*** Supplied entries ***
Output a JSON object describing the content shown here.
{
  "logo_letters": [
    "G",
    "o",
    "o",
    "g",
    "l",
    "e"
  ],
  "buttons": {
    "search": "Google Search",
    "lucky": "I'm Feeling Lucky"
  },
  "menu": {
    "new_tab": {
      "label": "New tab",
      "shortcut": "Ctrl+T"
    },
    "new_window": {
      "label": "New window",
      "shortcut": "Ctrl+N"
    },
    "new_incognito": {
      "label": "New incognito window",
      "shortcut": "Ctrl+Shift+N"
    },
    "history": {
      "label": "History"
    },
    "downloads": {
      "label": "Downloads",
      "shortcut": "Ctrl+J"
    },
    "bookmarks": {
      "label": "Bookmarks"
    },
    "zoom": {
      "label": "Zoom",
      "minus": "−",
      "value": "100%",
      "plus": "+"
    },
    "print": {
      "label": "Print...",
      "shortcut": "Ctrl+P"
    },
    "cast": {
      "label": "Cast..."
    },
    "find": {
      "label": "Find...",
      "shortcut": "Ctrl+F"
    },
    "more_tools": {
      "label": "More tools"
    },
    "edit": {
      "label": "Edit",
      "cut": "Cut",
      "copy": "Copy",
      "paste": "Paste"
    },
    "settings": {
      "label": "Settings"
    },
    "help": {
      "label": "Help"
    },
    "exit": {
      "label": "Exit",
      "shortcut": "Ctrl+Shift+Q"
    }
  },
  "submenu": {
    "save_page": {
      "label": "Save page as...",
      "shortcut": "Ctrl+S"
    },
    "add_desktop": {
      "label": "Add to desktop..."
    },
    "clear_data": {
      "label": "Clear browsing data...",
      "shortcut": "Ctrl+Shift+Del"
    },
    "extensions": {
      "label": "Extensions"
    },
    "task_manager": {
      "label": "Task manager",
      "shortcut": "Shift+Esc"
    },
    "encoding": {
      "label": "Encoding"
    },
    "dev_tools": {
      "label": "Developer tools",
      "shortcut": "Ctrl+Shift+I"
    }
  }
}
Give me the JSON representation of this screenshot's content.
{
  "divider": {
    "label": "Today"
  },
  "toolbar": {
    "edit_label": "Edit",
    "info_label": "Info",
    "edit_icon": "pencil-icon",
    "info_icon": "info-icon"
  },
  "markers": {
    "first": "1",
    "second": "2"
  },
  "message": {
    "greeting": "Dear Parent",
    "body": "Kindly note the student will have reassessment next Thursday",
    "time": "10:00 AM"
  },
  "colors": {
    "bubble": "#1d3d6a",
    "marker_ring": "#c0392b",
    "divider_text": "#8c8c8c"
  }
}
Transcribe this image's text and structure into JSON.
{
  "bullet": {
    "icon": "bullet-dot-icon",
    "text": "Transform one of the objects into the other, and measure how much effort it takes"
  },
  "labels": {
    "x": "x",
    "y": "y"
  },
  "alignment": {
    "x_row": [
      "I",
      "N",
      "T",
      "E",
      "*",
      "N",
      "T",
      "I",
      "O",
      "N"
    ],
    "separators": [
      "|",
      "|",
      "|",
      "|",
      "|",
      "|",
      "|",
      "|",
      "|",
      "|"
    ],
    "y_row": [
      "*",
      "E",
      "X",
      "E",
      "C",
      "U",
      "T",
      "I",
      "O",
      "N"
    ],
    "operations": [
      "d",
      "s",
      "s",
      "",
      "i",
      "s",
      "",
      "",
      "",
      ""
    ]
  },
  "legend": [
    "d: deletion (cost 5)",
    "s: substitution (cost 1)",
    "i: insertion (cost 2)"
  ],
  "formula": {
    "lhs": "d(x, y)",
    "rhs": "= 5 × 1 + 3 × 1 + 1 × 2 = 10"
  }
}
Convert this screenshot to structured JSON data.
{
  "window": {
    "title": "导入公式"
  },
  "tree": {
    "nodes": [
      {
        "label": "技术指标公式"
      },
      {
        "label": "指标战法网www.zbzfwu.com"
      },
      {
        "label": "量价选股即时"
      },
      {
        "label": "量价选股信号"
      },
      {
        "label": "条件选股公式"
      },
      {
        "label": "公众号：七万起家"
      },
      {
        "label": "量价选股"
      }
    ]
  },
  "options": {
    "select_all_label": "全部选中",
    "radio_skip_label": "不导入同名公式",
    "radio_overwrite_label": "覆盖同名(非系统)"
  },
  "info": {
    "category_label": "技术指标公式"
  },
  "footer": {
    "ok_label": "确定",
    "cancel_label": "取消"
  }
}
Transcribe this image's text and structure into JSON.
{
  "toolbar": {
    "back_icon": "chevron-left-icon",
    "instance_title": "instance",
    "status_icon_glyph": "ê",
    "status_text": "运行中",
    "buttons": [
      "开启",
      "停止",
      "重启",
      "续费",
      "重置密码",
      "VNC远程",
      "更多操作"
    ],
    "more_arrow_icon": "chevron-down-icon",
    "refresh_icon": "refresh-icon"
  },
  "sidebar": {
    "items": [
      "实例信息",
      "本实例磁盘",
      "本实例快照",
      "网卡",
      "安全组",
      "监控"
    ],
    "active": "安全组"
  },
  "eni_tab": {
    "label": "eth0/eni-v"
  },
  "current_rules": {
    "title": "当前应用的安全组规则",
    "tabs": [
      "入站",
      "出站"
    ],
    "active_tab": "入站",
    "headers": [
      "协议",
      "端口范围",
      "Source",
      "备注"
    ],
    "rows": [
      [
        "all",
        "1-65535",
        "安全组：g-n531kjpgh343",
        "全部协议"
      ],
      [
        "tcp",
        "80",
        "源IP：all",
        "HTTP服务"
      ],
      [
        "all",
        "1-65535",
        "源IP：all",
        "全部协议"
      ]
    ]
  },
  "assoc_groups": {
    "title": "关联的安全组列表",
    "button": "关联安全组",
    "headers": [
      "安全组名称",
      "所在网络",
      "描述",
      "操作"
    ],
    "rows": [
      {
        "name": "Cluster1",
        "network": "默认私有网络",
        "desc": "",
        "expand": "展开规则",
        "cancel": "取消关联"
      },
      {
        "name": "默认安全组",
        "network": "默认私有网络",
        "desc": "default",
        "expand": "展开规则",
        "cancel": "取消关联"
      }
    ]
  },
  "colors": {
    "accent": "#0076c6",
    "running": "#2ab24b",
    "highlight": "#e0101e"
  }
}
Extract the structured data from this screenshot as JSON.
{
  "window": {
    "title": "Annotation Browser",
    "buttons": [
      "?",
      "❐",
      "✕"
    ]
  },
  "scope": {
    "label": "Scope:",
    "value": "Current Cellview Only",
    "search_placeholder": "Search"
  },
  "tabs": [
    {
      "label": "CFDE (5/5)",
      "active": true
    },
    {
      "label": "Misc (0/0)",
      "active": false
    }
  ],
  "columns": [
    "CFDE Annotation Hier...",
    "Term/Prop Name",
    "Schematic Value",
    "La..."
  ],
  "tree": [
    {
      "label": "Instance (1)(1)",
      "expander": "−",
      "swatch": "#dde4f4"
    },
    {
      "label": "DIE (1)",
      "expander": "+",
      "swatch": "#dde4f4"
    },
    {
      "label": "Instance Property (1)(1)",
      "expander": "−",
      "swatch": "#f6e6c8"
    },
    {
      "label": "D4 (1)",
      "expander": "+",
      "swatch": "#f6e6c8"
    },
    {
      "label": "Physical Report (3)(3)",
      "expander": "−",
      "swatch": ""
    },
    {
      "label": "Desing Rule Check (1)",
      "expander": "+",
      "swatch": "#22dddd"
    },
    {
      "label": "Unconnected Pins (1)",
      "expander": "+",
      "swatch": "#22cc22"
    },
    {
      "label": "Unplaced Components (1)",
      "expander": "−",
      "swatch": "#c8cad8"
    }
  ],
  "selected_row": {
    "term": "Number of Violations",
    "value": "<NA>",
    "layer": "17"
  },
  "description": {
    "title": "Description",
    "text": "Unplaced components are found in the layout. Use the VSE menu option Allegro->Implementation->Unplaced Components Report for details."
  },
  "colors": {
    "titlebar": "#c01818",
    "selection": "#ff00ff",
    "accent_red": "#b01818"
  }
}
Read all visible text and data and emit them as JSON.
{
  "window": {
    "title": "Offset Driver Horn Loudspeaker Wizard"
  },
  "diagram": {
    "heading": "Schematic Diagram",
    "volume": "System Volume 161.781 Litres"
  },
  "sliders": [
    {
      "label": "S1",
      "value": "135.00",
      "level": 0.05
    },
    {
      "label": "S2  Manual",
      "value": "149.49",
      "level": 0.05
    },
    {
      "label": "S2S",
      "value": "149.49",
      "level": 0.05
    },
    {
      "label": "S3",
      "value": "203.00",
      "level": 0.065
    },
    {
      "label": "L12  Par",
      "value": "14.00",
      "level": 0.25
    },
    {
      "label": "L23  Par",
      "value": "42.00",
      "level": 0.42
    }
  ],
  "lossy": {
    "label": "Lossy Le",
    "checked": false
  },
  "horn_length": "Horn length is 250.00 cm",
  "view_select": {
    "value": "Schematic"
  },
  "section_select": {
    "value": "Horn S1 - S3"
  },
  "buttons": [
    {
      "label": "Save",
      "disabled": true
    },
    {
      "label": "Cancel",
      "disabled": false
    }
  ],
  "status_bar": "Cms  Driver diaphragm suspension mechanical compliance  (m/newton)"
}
***
## Task brief
Return each line with "Schematic".

## Output for this exercise
    "Schematic Value",
    "heading": "Schematic Diagram",
    "value": "Schematic"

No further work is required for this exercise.